WHAT IS EXPECTED. Will you output everything from the start of the entries down to and including the line that contains "arm-button[interactable]: arm: [295, 208, 321, 219]", reproduced character for character?

EXERCISE INPUTS.
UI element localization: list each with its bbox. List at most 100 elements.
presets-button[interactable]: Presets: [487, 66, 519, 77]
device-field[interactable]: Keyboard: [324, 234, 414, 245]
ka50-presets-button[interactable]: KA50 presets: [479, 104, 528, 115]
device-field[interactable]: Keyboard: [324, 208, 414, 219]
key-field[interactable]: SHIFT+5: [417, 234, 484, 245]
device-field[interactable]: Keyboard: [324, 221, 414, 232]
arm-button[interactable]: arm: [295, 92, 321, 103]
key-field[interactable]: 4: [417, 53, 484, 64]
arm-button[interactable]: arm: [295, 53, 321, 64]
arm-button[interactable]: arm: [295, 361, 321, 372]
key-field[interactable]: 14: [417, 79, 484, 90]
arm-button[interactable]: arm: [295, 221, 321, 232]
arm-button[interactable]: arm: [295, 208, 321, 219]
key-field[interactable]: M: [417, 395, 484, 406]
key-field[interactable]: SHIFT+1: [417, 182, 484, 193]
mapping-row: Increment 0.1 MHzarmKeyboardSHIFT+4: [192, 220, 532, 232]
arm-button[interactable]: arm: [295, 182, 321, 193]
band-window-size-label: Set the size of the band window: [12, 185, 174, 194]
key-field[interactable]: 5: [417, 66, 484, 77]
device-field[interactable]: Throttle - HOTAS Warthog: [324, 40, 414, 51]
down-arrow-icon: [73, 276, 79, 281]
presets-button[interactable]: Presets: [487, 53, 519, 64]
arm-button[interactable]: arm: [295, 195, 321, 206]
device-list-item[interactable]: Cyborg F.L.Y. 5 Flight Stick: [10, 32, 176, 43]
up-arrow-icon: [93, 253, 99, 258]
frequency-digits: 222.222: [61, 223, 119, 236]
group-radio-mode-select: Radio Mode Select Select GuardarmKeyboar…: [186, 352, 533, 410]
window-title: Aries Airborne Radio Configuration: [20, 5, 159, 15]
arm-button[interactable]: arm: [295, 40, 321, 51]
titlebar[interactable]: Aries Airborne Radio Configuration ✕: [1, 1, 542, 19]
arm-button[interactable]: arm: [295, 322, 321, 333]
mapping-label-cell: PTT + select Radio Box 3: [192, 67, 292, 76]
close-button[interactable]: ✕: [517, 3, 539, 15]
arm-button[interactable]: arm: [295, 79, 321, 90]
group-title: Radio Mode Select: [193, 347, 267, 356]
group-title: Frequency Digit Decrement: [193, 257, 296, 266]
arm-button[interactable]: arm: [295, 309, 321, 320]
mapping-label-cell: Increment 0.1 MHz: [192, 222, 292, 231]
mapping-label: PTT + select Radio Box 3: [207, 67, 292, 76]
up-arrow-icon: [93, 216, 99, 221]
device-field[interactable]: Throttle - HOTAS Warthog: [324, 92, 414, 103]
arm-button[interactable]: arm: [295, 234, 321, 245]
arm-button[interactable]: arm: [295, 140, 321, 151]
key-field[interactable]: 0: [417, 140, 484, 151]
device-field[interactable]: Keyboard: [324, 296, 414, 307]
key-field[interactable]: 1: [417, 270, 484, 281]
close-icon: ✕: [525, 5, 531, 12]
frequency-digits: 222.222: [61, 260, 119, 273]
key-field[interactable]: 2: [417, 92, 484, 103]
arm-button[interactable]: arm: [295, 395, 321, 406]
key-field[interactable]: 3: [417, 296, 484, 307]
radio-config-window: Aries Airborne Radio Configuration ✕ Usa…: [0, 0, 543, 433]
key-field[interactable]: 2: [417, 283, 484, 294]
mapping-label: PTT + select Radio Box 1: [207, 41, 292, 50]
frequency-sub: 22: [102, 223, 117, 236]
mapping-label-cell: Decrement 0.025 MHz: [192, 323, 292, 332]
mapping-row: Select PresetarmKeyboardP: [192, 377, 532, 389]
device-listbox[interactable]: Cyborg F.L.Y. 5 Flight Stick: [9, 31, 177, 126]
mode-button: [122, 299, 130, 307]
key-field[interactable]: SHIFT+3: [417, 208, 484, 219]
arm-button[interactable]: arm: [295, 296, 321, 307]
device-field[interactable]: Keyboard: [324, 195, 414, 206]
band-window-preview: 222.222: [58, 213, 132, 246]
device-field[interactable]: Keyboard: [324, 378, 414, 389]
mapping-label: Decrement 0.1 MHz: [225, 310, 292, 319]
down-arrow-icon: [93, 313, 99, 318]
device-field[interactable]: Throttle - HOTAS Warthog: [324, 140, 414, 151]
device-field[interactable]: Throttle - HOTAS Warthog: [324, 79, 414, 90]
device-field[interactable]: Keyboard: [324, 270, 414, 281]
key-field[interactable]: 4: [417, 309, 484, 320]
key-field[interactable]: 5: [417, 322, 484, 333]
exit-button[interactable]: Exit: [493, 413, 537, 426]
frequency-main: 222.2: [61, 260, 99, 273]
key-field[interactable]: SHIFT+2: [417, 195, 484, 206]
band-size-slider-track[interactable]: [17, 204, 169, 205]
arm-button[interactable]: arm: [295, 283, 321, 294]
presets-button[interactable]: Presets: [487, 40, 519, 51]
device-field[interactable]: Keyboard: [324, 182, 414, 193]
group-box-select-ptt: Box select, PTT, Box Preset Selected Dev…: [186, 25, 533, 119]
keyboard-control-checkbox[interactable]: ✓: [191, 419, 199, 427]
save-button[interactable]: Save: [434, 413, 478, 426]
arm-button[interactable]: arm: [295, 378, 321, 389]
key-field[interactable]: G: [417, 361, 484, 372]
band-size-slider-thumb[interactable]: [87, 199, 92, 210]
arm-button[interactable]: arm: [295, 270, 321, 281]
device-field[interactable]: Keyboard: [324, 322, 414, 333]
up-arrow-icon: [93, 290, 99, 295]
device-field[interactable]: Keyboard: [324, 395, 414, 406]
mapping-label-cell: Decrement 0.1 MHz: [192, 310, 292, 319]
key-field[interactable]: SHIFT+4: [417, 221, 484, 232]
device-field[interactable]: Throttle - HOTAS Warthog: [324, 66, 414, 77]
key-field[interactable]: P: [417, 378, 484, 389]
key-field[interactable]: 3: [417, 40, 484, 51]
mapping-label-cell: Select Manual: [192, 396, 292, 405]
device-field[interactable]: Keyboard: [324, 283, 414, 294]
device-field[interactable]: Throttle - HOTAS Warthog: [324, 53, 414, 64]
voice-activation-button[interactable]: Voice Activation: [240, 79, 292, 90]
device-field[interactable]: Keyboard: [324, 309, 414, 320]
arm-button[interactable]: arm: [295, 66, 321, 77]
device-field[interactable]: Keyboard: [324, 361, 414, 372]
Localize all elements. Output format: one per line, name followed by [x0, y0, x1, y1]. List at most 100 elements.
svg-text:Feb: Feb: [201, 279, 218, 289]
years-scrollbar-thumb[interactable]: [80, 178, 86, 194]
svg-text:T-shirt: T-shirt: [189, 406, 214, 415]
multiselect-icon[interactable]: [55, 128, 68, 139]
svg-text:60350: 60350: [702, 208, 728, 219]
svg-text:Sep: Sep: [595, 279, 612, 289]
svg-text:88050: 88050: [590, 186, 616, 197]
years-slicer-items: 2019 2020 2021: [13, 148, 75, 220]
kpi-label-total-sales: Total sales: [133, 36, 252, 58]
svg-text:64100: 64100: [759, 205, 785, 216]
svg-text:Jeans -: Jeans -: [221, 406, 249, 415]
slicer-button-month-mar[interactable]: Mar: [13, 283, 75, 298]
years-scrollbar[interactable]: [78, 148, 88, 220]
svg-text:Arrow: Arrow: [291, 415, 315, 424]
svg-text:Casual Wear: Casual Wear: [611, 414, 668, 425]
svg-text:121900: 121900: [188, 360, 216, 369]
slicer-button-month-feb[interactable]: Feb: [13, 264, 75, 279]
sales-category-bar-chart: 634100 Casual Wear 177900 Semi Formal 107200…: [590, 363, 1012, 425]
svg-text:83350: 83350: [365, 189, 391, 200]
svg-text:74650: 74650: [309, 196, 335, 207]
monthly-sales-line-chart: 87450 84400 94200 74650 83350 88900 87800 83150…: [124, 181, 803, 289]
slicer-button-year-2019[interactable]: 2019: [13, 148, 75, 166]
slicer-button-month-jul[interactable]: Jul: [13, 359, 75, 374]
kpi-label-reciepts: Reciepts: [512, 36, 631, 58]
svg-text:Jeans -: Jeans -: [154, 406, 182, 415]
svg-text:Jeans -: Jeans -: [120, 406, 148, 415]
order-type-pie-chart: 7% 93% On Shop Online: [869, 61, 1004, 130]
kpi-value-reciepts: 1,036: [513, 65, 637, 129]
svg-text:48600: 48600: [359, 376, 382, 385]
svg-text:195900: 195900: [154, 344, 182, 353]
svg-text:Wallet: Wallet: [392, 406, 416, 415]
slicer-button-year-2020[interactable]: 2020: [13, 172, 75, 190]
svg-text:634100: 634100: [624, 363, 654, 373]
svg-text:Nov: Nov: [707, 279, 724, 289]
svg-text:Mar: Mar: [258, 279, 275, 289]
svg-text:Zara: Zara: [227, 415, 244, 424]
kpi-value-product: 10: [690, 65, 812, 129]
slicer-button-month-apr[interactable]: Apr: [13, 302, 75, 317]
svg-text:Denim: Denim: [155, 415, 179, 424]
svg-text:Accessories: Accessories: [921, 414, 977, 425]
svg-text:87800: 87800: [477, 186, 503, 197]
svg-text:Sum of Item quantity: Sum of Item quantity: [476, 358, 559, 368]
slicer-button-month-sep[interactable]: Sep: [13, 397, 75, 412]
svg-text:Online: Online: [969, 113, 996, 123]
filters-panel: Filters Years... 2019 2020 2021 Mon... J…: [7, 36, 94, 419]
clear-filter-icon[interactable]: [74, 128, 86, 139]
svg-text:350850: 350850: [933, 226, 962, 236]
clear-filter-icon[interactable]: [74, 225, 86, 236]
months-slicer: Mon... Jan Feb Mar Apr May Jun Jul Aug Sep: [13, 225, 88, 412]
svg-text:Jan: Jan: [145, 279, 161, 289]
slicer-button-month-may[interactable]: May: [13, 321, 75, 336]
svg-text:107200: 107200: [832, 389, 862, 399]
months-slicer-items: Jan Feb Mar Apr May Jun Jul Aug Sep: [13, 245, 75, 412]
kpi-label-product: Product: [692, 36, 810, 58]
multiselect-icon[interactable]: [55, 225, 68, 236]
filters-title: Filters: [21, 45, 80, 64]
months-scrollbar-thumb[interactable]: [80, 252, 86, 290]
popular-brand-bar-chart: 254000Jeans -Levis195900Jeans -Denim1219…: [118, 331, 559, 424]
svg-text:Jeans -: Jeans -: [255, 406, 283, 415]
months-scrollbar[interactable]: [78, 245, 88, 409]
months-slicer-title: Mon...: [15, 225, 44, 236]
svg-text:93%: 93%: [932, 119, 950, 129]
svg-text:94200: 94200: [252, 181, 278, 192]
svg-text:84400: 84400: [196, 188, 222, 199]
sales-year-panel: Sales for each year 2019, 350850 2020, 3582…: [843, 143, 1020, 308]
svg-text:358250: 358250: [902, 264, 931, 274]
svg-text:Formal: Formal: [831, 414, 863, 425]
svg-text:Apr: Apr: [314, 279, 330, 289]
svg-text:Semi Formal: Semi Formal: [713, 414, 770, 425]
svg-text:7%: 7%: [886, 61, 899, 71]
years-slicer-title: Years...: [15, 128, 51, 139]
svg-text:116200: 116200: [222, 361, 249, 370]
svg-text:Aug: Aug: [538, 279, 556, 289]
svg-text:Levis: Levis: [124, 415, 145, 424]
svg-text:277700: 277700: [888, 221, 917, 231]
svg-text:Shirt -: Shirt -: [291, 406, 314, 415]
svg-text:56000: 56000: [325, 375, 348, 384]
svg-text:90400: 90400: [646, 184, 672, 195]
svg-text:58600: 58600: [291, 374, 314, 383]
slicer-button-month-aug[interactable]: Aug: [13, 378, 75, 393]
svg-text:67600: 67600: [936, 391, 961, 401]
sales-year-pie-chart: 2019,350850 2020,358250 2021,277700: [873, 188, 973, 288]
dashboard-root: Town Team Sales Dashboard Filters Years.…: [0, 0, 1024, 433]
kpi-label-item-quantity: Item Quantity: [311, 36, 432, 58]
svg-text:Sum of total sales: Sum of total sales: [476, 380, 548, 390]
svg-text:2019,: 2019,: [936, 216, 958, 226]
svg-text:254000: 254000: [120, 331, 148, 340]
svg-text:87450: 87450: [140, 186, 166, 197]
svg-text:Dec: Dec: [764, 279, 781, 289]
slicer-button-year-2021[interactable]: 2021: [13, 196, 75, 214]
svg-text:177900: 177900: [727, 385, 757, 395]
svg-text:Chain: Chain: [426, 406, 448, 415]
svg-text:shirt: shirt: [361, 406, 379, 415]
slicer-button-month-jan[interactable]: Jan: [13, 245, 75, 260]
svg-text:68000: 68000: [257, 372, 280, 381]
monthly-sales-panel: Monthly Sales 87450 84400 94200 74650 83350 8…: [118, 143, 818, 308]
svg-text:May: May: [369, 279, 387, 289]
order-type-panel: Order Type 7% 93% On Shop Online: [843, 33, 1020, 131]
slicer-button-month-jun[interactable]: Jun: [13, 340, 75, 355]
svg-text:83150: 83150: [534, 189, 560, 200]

ANSWER FOR THIS EXERCISE.
UI element localization: list each with its bbox. List at most 100 elements.
presets-button[interactable]: Presets: [487, 66, 519, 77]
device-field[interactable]: Keyboard: [324, 234, 414, 245]
ka50-presets-button[interactable]: KA50 presets: [479, 104, 528, 115]
device-field[interactable]: Keyboard: [324, 208, 414, 219]
key-field[interactable]: SHIFT+5: [417, 234, 484, 245]
device-field[interactable]: Keyboard: [324, 221, 414, 232]
arm-button[interactable]: arm: [295, 92, 321, 103]
key-field[interactable]: 4: [417, 53, 484, 64]
arm-button[interactable]: arm: [295, 53, 321, 64]
arm-button[interactable]: arm: [295, 361, 321, 372]
key-field[interactable]: 14: [417, 79, 484, 90]
arm-button[interactable]: arm: [295, 221, 321, 232]
arm-button[interactable]: arm: [295, 208, 321, 219]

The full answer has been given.